### Instructions to follow
Give only one thing: the number of lines that include the word "icon".

--- BEGIN Records for the exercise ---

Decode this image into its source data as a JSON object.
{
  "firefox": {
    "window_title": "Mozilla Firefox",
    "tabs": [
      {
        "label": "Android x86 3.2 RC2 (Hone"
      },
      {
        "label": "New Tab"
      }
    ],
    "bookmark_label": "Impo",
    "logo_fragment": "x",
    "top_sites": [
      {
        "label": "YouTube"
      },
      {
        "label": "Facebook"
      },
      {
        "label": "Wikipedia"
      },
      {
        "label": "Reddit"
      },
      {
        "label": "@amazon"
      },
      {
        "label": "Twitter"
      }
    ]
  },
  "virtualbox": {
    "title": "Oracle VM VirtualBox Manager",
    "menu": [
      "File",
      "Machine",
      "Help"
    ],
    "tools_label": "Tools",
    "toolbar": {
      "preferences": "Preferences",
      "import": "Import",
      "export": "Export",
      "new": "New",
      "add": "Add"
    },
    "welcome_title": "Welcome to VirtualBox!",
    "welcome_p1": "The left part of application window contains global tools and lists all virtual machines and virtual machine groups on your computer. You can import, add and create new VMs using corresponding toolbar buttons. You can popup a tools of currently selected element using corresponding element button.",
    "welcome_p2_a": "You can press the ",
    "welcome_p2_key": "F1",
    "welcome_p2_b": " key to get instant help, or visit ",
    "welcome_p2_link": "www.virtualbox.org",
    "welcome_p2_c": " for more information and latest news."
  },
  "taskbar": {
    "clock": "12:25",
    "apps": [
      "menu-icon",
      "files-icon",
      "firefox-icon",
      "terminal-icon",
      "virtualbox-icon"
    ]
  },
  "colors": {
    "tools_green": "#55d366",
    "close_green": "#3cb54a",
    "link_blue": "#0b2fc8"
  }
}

--- END Records for the exercise ---

### Expected output
5